Collected data entries:
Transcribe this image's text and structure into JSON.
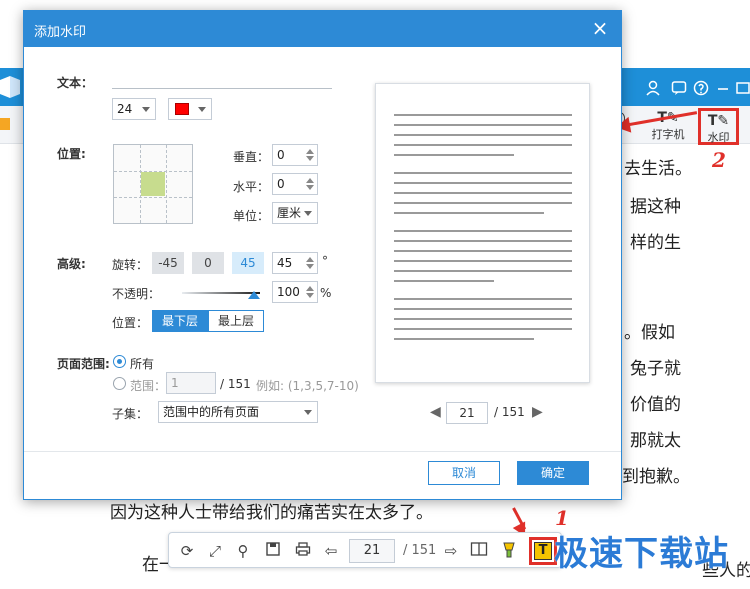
{
  "dialog": {
    "title": "添加水印",
    "close_glyph": "×",
    "text_label": "文本：",
    "font_size": "24",
    "position_label": "位置:",
    "vertical_label": "垂直：",
    "vertical_value": "0",
    "horizontal_label": "水平：",
    "horizontal_value": "0",
    "unit_label": "单位：",
    "unit_value": "厘米",
    "advanced_label": "高级:",
    "rotate_label": "旋转：",
    "rotate_options": [
      "-45",
      "0",
      "45"
    ],
    "rotate_value": "45",
    "degree_symbol": "°",
    "opacity_label": "不透明：",
    "opacity_value": "100",
    "percent_symbol": "%",
    "layer_label": "位置：",
    "layer_bottom": "最下层",
    "layer_top": "最上层",
    "page_range_label": "页面范围:",
    "all_pages": "所有",
    "range_label": "范围：",
    "range_value": "1",
    "range_total": "/ 151",
    "range_example": "例如: (1,3,5,7-10)",
    "subset_label": "子集：",
    "subset_value": "范围中的所有页面",
    "preview_page": "21",
    "preview_total": "/ 151",
    "cancel": "取消",
    "ok": "确定"
  },
  "app": {
    "toolbar_tool_label": "打字机",
    "watermark_label": "水印",
    "page_value": "21",
    "page_total": "/ 151"
  },
  "annotations": {
    "label_1": "1",
    "label_2": "2"
  },
  "document": {
    "lines": [
      "去生活。",
      "据这种",
      "样的生",
      "。假如",
      "兔子就",
      "价值的",
      "那就太",
      "到抱歉。",
      "因为这种人士带给我们的痛苦实在太多了。",
      "在一",
      "些人的"
    ]
  },
  "brand": {
    "text": "极速下载站"
  },
  "colors": {
    "accent": "#2d8ad6",
    "annotation_red": "#e0302a",
    "watermark_color": "#ff0000"
  }
}
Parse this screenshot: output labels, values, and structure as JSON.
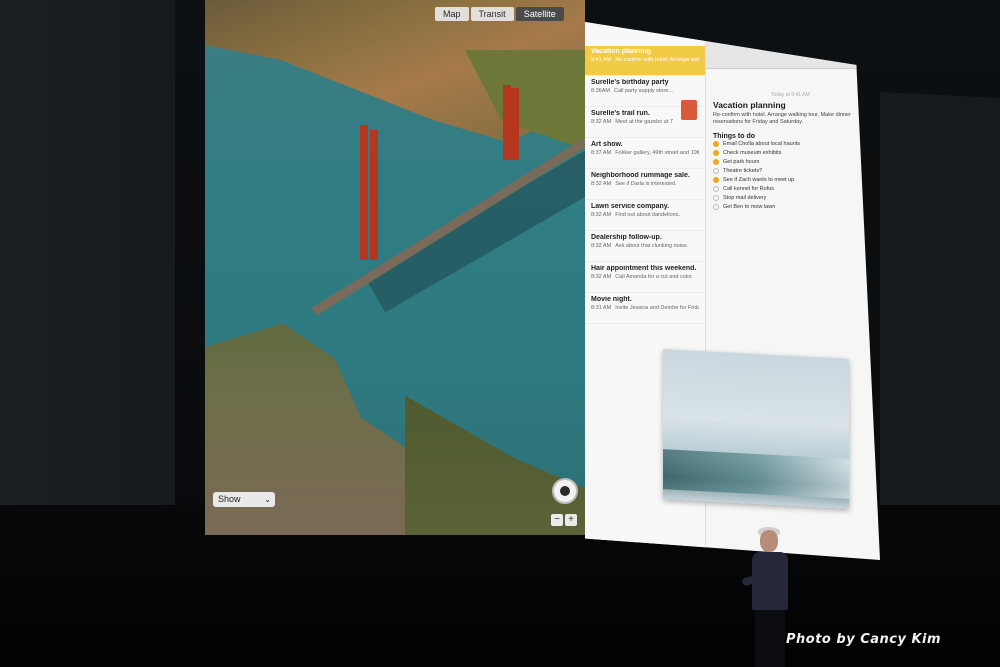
{
  "map": {
    "tabs": [
      "Map",
      "Transit",
      "Satellite"
    ],
    "active_tab": "Satellite",
    "show_label": "Show",
    "zoom_out": "−",
    "zoom_in": "+"
  },
  "notes": {
    "list": [
      {
        "title": "Vacation planning",
        "time": "9:41 AM",
        "preview": "Re-confirm with hotel. Arrange walking..."
      },
      {
        "title": "Surelle's birthday party",
        "time": "8:36AM",
        "preview": "Call party supply store..."
      },
      {
        "title": "Surelle's trail run.",
        "time": "8:32 AM",
        "preview": "Meet at the gazebo at 7"
      },
      {
        "title": "Art show.",
        "time": "8:37 AM",
        "preview": "Fokker gallery, 49th street and 10th av..."
      },
      {
        "title": "Neighborhood rummage sale.",
        "time": "8:32 AM",
        "preview": "See if Darla is interested."
      },
      {
        "title": "Lawn service company.",
        "time": "8:32 AM",
        "preview": "Find out about dandelions."
      },
      {
        "title": "Dealership follow-up.",
        "time": "8:32 AM",
        "preview": "Ask about that clunking noise."
      },
      {
        "title": "Hair appointment this weekend.",
        "time": "8:32 AM",
        "preview": "Call Amanda for a cut and color."
      },
      {
        "title": "Movie night.",
        "time": "8:31 AM",
        "preview": "Invite Jessica and Deirdre for Friday n..."
      }
    ],
    "doc": {
      "meta": "Today at 9:41 AM",
      "title": "Vacation planning",
      "subtitle": "Re-confirm with hotel. Arrange walking tour. Make dinner reservations for Friday and Saturday.",
      "heading": "Things to do",
      "todos": [
        {
          "text": "Email Cholla about local haunts",
          "done": true
        },
        {
          "text": "Check museum exhibits",
          "done": true
        },
        {
          "text": "Get park hours",
          "done": true
        },
        {
          "text": "Theatre tickets?",
          "done": false
        },
        {
          "text": "See if Zach wants to meet up",
          "done": true
        },
        {
          "text": "Call kennel for Rufus",
          "done": false
        },
        {
          "text": "Stop mail delivery",
          "done": false
        },
        {
          "text": "Get Ben to mow lawn",
          "done": false
        }
      ]
    }
  },
  "credit": "Photo by Cancy Kim"
}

** The task **
Your task is to pick out every line with the string "this" and copy it.

** Answer in full **
Transcribe this image's text and structure into JSON.
Parse this screenshot: output labels, values, and structure as JSON.
        "title": "Hair appointment this weekend.",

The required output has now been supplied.